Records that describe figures
_ _ _

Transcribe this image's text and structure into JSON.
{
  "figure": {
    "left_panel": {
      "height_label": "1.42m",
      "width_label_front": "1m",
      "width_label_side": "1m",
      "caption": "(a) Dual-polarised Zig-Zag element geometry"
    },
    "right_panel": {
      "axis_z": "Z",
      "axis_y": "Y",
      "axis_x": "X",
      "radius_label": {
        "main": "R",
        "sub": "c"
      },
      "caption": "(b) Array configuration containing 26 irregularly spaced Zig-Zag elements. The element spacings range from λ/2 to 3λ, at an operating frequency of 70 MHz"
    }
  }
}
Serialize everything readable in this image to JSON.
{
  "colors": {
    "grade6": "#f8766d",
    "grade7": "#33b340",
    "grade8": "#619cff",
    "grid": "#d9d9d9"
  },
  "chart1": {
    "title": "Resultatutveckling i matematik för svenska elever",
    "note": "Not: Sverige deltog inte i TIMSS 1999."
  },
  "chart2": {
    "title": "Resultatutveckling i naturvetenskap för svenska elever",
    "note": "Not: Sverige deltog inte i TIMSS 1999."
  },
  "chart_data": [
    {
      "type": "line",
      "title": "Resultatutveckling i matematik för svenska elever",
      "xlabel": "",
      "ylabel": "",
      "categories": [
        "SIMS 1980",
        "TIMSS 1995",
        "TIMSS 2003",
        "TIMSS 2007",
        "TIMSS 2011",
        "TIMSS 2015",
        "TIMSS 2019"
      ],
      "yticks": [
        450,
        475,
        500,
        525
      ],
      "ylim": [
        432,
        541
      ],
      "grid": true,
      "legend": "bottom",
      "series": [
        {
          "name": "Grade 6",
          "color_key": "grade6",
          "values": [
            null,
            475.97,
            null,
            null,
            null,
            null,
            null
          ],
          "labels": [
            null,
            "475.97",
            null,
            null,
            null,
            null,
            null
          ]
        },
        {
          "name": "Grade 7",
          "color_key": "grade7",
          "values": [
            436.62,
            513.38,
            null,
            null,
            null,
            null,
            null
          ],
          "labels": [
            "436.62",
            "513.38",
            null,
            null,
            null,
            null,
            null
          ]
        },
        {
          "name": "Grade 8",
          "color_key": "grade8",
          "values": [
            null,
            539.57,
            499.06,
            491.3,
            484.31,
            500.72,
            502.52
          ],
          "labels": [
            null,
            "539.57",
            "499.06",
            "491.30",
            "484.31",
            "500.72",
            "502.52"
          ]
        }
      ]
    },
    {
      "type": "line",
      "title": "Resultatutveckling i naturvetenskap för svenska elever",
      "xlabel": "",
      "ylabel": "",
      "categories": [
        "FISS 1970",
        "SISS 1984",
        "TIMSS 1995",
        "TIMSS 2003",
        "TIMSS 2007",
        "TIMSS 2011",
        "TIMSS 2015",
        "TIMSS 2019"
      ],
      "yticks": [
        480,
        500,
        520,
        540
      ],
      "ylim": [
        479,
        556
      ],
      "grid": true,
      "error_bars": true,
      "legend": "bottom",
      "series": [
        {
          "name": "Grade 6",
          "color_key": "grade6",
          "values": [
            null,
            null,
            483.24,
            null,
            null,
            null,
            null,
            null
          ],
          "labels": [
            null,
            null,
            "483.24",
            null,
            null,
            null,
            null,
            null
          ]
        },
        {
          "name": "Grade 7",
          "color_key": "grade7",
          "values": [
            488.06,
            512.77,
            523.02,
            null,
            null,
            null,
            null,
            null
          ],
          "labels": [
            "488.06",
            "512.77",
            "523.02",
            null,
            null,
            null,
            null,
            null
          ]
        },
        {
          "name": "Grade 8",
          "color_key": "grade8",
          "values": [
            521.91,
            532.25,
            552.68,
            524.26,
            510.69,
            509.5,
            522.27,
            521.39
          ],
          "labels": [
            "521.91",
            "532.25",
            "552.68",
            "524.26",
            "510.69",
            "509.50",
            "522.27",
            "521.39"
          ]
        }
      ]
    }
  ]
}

_ _ _

▶ **STATED GOAL**: Give the listing above again, word for word.

▶ **SOLUTION TO THE PROBLEM**:
Transcribe this image's text and structure into JSON.
{
  "figure": {
    "left_panel": {
      "height_label": "1.42m",
      "width_label_front": "1m",
      "width_label_side": "1m",
      "caption": "(a) Dual-polarised Zig-Zag element geometry"
    },
    "right_panel": {
      "axis_z": "Z",
      "axis_y": "Y",
      "axis_x": "X",
      "radius_label": {
        "main": "R",
        "sub": "c"
      },
      "caption": "(b) Array configuration containing 26 irregularly spaced Zig-Zag elements. The element spacings range from λ/2 to 3λ, at an operating frequency of 70 MHz"
    }
  }
}
Serialize everything readable in this image to JSON.
{
  "colors": {
    "grade6": "#f8766d",
    "grade7": "#33b340",
    "grade8": "#619cff",
    "grid": "#d9d9d9"
  },
  "chart1": {
    "title": "Resultatutveckling i matematik för svenska elever",
    "note": "Not: Sverige deltog inte i TIMSS 1999."
  },
  "chart2": {
    "title": "Resultatutveckling i naturvetenskap för svenska elever",
    "note": "Not: Sverige deltog inte i TIMSS 1999."
  },
  "chart_data": [
    {
      "type": "line",
      "title": "Resultatutveckling i matematik för svenska elever",
      "xlabel": "",
      "ylabel": "",
      "categories": [
        "SIMS 1980",
        "TIMSS 1995",
        "TIMSS 2003",
        "TIMSS 2007",
        "TIMSS 2011",
        "TIMSS 2015",
        "TIMSS 2019"
      ],
      "yticks": [
        450,
        475,
        500,
        525
      ],
      "ylim": [
        432,
        541
      ],
      "grid": true,
      "legend": "bottom",
      "series": [
        {
          "name": "Grade 6",
          "color_key": "grade6",
          "values": [
            null,
            475.97,
            null,
            null,
            null,
            null,
            null
          ],
          "labels": [
            null,
            "475.97",
            null,
            null,
            null,
            null,
            null
          ]
        },
        {
          "name": "Grade 7",
          "color_key": "grade7",
          "values": [
            436.62,
            513.38,
            null,
            null,
            null,
            null,
            null
          ],
          "labels": [
            "436.62",
            "513.38",
            null,
            null,
            null,
            null,
            null
          ]
        },
        {
          "name": "Grade 8",
          "color_key": "grade8",
          "values": [
            null,
            539.57,
            499.06,
            491.3,
            484.31,
            500.72,
            502.52
          ],
          "labels": [
            null,
            "539.57",
            "499.06",
            "491.30",
            "484.31",
            "500.72",
            "502.52"
          ]
        }
      ]
    },
    {
      "type": "line",
      "title": "Resultatutveckling i naturvetenskap för svenska elever",
      "xlabel": "",
      "ylabel": "",
      "categories": [
        "FISS 1970",
        "SISS 1984",
        "TIMSS 1995",
        "TIMSS 2003",
        "TIMSS 2007",
        "TIMSS 2011",
        "TIMSS 2015",
        "TIMSS 2019"
      ],
      "yticks": [
        480,
        500,
        520,
        540
      ],
      "ylim": [
        479,
        556
      ],
      "grid": true,
      "error_bars": true,
      "legend": "bottom",
      "series": [
        {
          "name": "Grade 6",
          "color_key": "grade6",
          "values": [
            null,
            null,
            483.24,
            null,
            null,
            null,
            null,
            null
          ],
          "labels": [
            null,
            null,
            "483.24",
            null,
            null,
            null,
            null,
            null
          ]
        },
        {
          "name": "Grade 7",
          "color_key": "grade7",
          "values": [
            488.06,
            512.77,
            523.02,
            null,
            null,
            null,
            null,
            null
          ],
          "labels": [
            "488.06",
            "512.77",
            "523.02",
            null,
            null,
            null,
            null,
            null
          ]
        },
        {
          "name": "Grade 8",
          "color_key": "grade8",
          "values": [
            521.91,
            532.25,
            552.68,
            524.26,
            510.69,
            509.5,
            522.27,
            521.39
          ],
          "labels": [
            "521.91",
            "532.25",
            "552.68",
            "524.26",
            "510.69",
            "509.50",
            "522.27",
            "521.39"
          ]
        }
      ]
    }
  ]
}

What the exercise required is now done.